Finally, the estimated D-InSAR height change image is generated.

2.2 D-InSAR Test Results of JESR-1 SAR Radar Images

Different combinations of master/slave pair from JERS-1 radar images have been
tested. In this paper, four pairs of JERS-1 data are presented and the details are listed in
Table 2.

        Master Image       Slave Image      Perpendicular       Parallel        Temporal
       (yyyy_mm_dd)      (yyyy_mm_dd)       Baseline (m)     Baseline (m)    Baseline (day)
 1      1993_11_09        1994_03_21           271.8            160.53            132
 2      1995_03_08        1995_04_21           94.11            406.47             44
 3      1995_04_21        1995_06_04           482.21          -603.96             44
 4      1995_03_08        1995_06_04           557.46          -196.49             88
             Table 2. The testing master/slave pairs of JERS-1 radar data.

_Record excerpts_
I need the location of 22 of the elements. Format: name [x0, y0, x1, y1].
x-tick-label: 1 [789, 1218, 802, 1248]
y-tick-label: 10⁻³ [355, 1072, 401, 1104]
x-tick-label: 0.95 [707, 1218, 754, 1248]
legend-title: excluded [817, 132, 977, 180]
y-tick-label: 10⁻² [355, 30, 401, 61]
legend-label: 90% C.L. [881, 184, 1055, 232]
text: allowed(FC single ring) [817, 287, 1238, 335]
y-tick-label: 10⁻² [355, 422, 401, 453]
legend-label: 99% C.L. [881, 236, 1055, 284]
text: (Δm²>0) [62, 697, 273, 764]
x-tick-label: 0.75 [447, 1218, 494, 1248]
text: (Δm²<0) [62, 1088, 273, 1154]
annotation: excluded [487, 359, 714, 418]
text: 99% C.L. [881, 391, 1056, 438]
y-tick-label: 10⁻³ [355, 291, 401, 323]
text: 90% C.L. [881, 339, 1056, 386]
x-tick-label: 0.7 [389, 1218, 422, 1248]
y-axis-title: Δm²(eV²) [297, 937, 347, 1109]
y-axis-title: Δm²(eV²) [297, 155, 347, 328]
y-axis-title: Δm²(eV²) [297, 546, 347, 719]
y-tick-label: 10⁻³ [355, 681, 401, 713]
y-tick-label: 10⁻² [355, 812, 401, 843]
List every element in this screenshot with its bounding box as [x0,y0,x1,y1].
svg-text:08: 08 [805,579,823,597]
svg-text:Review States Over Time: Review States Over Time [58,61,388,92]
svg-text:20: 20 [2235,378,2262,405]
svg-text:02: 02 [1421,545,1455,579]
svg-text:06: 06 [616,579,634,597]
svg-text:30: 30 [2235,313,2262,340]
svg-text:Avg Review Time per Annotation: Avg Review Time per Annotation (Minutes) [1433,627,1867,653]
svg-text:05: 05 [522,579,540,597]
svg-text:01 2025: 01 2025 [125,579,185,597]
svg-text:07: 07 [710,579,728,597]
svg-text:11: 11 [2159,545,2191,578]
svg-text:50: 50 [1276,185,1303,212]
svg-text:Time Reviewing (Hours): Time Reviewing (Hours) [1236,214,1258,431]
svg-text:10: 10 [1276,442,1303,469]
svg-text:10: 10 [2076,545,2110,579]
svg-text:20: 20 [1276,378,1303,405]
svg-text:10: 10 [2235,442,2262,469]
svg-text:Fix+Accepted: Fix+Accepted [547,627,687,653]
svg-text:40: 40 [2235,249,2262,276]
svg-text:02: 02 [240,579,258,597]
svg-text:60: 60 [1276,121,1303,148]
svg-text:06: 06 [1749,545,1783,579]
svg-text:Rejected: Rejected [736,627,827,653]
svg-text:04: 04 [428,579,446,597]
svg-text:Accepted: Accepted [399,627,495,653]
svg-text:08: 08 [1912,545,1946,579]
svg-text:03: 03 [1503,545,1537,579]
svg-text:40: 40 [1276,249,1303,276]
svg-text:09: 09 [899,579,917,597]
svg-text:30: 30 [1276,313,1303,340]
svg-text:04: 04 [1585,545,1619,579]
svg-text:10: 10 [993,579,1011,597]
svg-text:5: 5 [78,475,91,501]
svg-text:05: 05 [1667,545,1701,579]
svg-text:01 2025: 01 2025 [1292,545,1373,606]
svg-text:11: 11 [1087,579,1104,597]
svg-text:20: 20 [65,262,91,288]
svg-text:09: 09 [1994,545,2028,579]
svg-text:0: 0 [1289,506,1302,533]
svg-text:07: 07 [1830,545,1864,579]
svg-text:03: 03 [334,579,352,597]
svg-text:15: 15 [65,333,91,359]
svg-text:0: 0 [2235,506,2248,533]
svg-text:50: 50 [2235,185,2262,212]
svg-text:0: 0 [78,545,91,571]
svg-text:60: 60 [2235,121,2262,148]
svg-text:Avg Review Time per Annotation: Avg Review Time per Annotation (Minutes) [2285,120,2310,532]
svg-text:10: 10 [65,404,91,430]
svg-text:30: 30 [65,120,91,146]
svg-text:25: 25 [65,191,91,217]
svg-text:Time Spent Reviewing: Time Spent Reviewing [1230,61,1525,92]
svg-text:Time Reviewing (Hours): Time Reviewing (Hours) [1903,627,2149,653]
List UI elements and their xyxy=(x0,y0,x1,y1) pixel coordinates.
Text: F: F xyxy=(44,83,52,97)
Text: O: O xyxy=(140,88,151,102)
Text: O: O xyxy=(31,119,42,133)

_Prompt A_
Based on the D-InSAR extract, decide whether each statement agrees with it. Answer yes or no, and quote the words of the extract that decide it.
(i) The final step produces an estimated D-InSAR height change image.
(ii) Only a single master/slave combination of JERS-1 images was tested.
(iii) Four pairs of JERS-1 data are presented in the paper.
_Prompt B_
According to the D-InSAR extract, what is the perpendicular baseline of pair 3?
_Prompt C_
Continue the D-InSAR extract from the point where it stops.

_Right answer A_
(i) Yes: "Finally, the estimated D-InSAR height change image is generated."
(ii) No: "Different combinations of master/slave pair from JERS-1 radar images have been tested."
(iii) Yes: "In this paper, four pairs of JERS-1 data are presented"

_Right answer B_
482.21 m

_Right answer C_
The differential result of each master/slave pair indicates the magnitude of the ground
deformation during the period between the two acquisitions. For example, the
differential result of Pair 1 in Table 2 indicates the ground deformation occurred in the
132 days after the acquisition of the master image. The D-InSAR results of these pairs
are shown in Figure 3 and 4. The white spots represent the locations of larger
deformation while the dark grey area represents relatively small ground height changes.
                  Figure 3. The differential result of Pair 1 in Table 2.

Note that Figure 3 shows the master/slave pair of JERS-1 SAR radar images can still
provide sufficient correlation to generate a high quality differential interferometry SAR
result, even though the time difference between the two acquisitions is 132 days.
The scale bars in these differential results indicate the relative height change between
the master and slave JERS-1 radar images in metres. The expected ground deformation
within a period of 1 ~ 3 cycles is about 20 ~ 30 cm. The result in Figure 3 shows the
highest quality of these four pairs as the range of its relative height change is about 29
cm, which is similar to the expected value. Also the most of topographic information
has been removed from the result in Figure 3 while it is still evident in the results shown
in Figure 4.

                   (b)                                           (c)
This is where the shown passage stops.